**Exercise prompt:** Set down each line of the material that follows, exactly, with no pictures.

(Collected data entries)
# # # # #
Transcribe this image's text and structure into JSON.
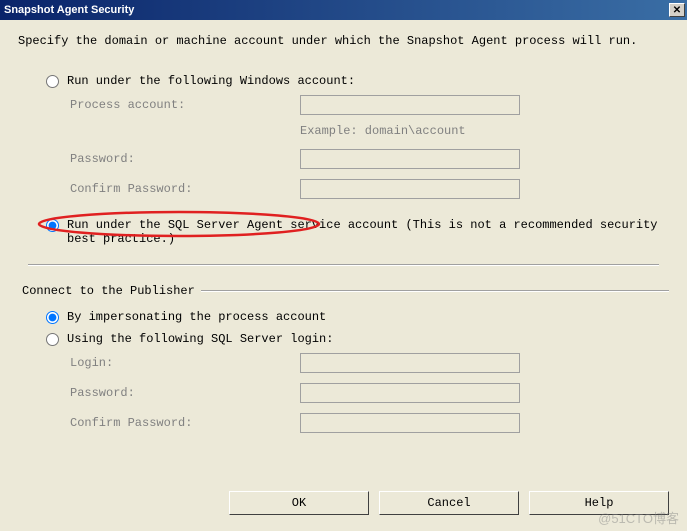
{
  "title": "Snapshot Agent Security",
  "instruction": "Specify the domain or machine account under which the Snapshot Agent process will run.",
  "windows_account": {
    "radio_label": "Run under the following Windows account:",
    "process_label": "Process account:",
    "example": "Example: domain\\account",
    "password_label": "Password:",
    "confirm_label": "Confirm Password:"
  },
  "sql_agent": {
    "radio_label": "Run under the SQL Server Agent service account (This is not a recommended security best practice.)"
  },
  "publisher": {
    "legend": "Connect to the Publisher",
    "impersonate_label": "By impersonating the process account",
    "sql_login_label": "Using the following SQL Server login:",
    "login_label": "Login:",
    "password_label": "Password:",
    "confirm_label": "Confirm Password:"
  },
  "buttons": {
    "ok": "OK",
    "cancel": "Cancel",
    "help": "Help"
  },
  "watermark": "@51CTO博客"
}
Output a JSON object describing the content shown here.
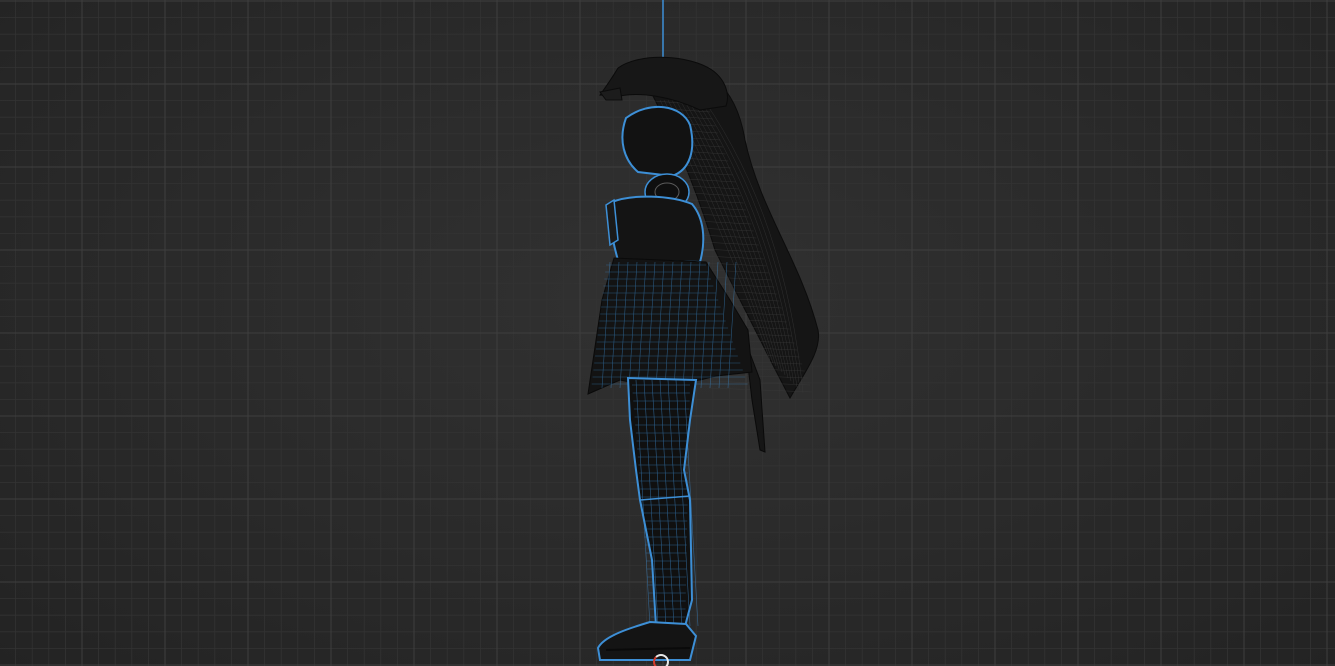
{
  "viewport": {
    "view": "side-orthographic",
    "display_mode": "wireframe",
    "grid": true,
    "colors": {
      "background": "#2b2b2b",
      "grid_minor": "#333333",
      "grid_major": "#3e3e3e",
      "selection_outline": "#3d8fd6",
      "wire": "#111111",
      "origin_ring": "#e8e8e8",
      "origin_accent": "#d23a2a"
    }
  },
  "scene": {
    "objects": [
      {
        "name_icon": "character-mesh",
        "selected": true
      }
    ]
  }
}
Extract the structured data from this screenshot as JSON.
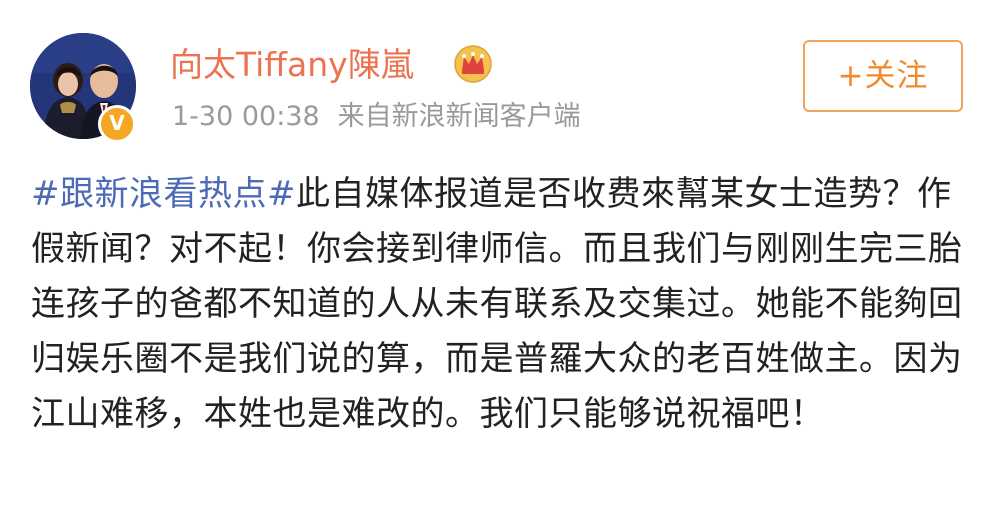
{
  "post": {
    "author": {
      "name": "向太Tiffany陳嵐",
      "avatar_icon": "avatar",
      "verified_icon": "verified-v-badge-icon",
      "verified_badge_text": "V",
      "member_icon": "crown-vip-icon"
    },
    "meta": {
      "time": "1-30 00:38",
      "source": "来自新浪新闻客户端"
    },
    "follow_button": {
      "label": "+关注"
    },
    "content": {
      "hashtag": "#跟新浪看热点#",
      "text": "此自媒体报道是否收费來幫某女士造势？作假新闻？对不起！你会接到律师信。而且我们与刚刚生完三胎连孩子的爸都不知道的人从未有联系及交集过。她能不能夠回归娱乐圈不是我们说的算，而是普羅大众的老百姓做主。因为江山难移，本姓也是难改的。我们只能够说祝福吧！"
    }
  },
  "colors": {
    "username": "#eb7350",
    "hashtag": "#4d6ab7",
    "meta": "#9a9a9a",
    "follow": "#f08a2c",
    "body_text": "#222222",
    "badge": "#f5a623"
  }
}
# # # # #
**Completed task:**
Transcribe this image's text and structure into JSON.
{
  "title": "Snapshot Agent Security",
  "instruction": "Specify the domain or machine account under which the Snapshot Agent process will run.",
  "windows_account": {
    "radio_label": "Run under the following Windows account:",
    "process_label": "Process account:",
    "example": "Example: domain\\account",
    "password_label": "Password:",
    "confirm_label": "Confirm Password:"
  },
  "sql_agent": {
    "radio_label": "Run under the SQL Server Agent service account (This is not a recommended security best practice.)"
  },
  "publisher": {
    "legend": "Connect to the Publisher",
    "impersonate_label": "By impersonating the process account",
    "sql_login_label": "Using the following SQL Server login:",
    "login_label": "Login:",
    "password_label": "Password:",
    "confirm_label": "Confirm Password:"
  },
  "buttons": {
    "ok": "OK",
    "cancel": "Cancel",
    "help": "Help"
  },
  "watermark": "@51CTO博客"
}
Output a JSON object describing the content shown here.
{
  "viewport": {
    "view": "side-orthographic",
    "display_mode": "wireframe",
    "grid": true,
    "colors": {
      "background": "#2b2b2b",
      "grid_minor": "#333333",
      "grid_major": "#3e3e3e",
      "selection_outline": "#3d8fd6",
      "wire": "#111111",
      "origin_ring": "#e8e8e8",
      "origin_accent": "#d23a2a"
    }
  },
  "scene": {
    "objects": [
      {
        "name_icon": "character-mesh",
        "selected": true
      }
    ]
  }
}
Extract the structured data from this screenshot as JSON.
{
  "post": {
    "author": {
      "name": "向太Tiffany陳嵐",
      "avatar_icon": "avatar",
      "verified_icon": "verified-v-badge-icon",
      "verified_badge_text": "V",
      "member_icon": "crown-vip-icon"
    },
    "meta": {
      "time": "1-30 00:38",
      "source": "来自新浪新闻客户端"
    },
    "follow_button": {
      "label": "+关注"
    },
    "content": {
      "hashtag": "#跟新浪看热点#",
      "text": "此自媒体报道是否收费來幫某女士造势？作假新闻？对不起！你会接到律师信。而且我们与刚刚生完三胎连孩子的爸都不知道的人从未有联系及交集过。她能不能夠回归娱乐圈不是我们说的算，而是普羅大众的老百姓做主。因为江山难移，本姓也是难改的。我们只能够说祝福吧！"
    }
  },
  "colors": {
    "username": "#eb7350",
    "hashtag": "#4d6ab7",
    "meta": "#9a9a9a",
    "follow": "#f08a2c",
    "body_text": "#222222",
    "badge": "#f5a623"
  }
}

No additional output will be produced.